EXERCISE DETAILS -
The records should be written out in full, with nothing altered.

INPUT RECORDS -
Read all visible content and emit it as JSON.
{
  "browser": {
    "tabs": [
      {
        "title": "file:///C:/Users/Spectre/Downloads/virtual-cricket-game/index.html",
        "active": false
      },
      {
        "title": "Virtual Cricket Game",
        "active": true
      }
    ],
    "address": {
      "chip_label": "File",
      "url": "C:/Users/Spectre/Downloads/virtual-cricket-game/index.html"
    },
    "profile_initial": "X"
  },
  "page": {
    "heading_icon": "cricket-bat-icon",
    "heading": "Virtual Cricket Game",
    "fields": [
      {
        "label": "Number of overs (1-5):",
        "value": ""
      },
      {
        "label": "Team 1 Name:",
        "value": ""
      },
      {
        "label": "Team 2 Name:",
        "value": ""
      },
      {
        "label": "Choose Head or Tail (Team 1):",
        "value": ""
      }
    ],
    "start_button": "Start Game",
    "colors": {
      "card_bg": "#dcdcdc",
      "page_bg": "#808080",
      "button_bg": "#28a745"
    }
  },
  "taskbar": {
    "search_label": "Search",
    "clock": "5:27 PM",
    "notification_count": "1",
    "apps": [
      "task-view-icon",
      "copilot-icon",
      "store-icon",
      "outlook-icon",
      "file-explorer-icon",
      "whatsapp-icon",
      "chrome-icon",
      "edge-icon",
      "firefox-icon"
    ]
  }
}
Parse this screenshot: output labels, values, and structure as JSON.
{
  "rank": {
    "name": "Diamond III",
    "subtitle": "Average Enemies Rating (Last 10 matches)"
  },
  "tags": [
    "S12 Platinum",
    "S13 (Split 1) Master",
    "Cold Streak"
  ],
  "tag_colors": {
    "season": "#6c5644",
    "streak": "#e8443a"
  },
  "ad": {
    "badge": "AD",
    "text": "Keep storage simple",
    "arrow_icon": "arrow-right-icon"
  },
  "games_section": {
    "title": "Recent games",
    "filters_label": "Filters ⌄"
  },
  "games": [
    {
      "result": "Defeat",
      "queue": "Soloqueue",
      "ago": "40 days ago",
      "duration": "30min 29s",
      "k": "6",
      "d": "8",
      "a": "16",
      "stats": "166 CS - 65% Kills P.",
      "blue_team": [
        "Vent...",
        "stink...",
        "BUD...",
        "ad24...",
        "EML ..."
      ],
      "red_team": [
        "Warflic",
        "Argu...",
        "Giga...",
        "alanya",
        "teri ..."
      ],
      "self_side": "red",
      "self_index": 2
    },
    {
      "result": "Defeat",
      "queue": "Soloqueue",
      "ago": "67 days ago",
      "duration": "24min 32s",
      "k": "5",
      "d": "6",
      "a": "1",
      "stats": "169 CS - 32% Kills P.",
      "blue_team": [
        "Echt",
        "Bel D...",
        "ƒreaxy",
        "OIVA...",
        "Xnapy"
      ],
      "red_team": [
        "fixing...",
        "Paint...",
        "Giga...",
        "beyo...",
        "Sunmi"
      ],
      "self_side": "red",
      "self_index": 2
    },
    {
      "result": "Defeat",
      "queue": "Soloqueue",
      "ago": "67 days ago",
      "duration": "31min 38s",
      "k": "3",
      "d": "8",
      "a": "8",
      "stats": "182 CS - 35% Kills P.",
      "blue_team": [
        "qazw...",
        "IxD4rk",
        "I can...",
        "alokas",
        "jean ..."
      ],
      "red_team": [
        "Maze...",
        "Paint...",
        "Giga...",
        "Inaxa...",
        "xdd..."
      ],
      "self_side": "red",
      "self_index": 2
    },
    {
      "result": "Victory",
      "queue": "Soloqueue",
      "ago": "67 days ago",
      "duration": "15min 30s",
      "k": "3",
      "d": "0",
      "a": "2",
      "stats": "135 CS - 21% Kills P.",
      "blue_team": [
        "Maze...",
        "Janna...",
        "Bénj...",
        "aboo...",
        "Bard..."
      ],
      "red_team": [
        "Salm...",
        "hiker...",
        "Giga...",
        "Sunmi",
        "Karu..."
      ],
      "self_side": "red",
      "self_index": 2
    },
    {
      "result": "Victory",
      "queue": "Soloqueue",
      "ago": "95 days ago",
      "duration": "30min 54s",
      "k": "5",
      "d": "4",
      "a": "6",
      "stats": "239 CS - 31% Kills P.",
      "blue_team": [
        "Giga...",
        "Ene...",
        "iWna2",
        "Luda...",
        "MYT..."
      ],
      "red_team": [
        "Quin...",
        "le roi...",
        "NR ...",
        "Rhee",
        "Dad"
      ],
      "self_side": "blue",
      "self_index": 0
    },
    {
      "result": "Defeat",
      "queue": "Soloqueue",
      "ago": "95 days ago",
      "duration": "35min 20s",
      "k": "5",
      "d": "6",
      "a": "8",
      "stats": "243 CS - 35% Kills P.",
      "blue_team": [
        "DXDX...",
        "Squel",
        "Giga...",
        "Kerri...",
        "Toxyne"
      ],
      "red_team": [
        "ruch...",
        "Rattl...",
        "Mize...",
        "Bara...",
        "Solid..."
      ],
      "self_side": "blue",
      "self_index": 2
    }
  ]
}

SOLUTION -
Read all visible content and emit it as JSON.
{
  "browser": {
    "tabs": [
      {
        "title": "file:///C:/Users/Spectre/Downloads/virtual-cricket-game/index.html",
        "active": false
      },
      {
        "title": "Virtual Cricket Game",
        "active": true
      }
    ],
    "address": {
      "chip_label": "File",
      "url": "C:/Users/Spectre/Downloads/virtual-cricket-game/index.html"
    },
    "profile_initial": "X"
  },
  "page": {
    "heading_icon": "cricket-bat-icon",
    "heading": "Virtual Cricket Game",
    "fields": [
      {
        "label": "Number of overs (1-5):",
        "value": ""
      },
      {
        "label": "Team 1 Name:",
        "value": ""
      },
      {
        "label": "Team 2 Name:",
        "value": ""
      },
      {
        "label": "Choose Head or Tail (Team 1):",
        "value": ""
      }
    ],
    "start_button": "Start Game",
    "colors": {
      "card_bg": "#dcdcdc",
      "page_bg": "#808080",
      "button_bg": "#28a745"
    }
  },
  "taskbar": {
    "search_label": "Search",
    "clock": "5:27 PM",
    "notification_count": "1",
    "apps": [
      "task-view-icon",
      "copilot-icon",
      "store-icon",
      "outlook-icon",
      "file-explorer-icon",
      "whatsapp-icon",
      "chrome-icon",
      "edge-icon",
      "firefox-icon"
    ]
  }
}
Parse this screenshot: output labels, values, and structure as JSON.
{
  "rank": {
    "name": "Diamond III",
    "subtitle": "Average Enemies Rating (Last 10 matches)"
  },
  "tags": [
    "S12 Platinum",
    "S13 (Split 1) Master",
    "Cold Streak"
  ],
  "tag_colors": {
    "season": "#6c5644",
    "streak": "#e8443a"
  },
  "ad": {
    "badge": "AD",
    "text": "Keep storage simple",
    "arrow_icon": "arrow-right-icon"
  },
  "games_section": {
    "title": "Recent games",
    "filters_label": "Filters ⌄"
  },
  "games": [
    {
      "result": "Defeat",
      "queue": "Soloqueue",
      "ago": "40 days ago",
      "duration": "30min 29s",
      "k": "6",
      "d": "8",
      "a": "16",
      "stats": "166 CS - 65% Kills P.",
      "blue_team": [
        "Vent...",
        "stink...",
        "BUD...",
        "ad24...",
        "EML ..."
      ],
      "red_team": [
        "Warflic",
        "Argu...",
        "Giga...",
        "alanya",
        "teri ..."
      ],
      "self_side": "red",
      "self_index": 2
    },
    {
      "result": "Defeat",
      "queue": "Soloqueue",
      "ago": "67 days ago",
      "duration": "24min 32s",
      "k": "5",
      "d": "6",
      "a": "1",
      "stats": "169 CS - 32% Kills P.",
      "blue_team": [
        "Echt",
        "Bel D...",
        "ƒreaxy",
        "OIVA...",
        "Xnapy"
      ],
      "red_team": [
        "fixing...",
        "Paint...",
        "Giga...",
        "beyo...",
        "Sunmi"
      ],
      "self_side": "red",
      "self_index": 2
    },
    {
      "result": "Defeat",
      "queue": "Soloqueue",
      "ago": "67 days ago",
      "duration": "31min 38s",
      "k": "3",
      "d": "8",
      "a": "8",
      "stats": "182 CS - 35% Kills P.",
      "blue_team": [
        "qazw...",
        "IxD4rk",
        "I can...",
        "alokas",
        "jean ..."
      ],
      "red_team": [
        "Maze...",
        "Paint...",
        "Giga...",
        "Inaxa...",
        "xdd..."
      ],
      "self_side": "red",
      "self_index": 2
    },
    {
      "result": "Victory",
      "queue": "Soloqueue",
      "ago": "67 days ago",
      "duration": "15min 30s",
      "k": "3",
      "d": "0",
      "a": "2",
      "stats": "135 CS - 21% Kills P.",
      "blue_team": [
        "Maze...",
        "Janna...",
        "Bénj...",
        "aboo...",
        "Bard..."
      ],
      "red_team": [
        "Salm...",
        "hiker...",
        "Giga...",
        "Sunmi",
        "Karu..."
      ],
      "self_side": "red",
      "self_index": 2
    },
    {
      "result": "Victory",
      "queue": "Soloqueue",
      "ago": "95 days ago",
      "duration": "30min 54s",
      "k": "5",
      "d": "4",
      "a": "6",
      "stats": "239 CS - 31% Kills P.",
      "blue_team": [
        "Giga...",
        "Ene...",
        "iWna2",
        "Luda...",
        "MYT..."
      ],
      "red_team": [
        "Quin...",
        "le roi...",
        "NR ...",
        "Rhee",
        "Dad"
      ],
      "self_side": "blue",
      "self_index": 0
    },
    {
      "result": "Defeat",
      "queue": "Soloqueue",
      "ago": "95 days ago",
      "duration": "35min 20s",
      "k": "5",
      "d": "6",
      "a": "8",
      "stats": "243 CS - 35% Kills P.",
      "blue_team": [
        "DXDX...",
        "Squel",
        "Giga...",
        "Kerri...",
        "Toxyne"
      ],
      "red_team": [
        "ruch...",
        "Rattl...",
        "Mize...",
        "Bara...",
        "Solid..."
      ],
      "self_side": "blue",
      "self_index": 2
    }
  ]
}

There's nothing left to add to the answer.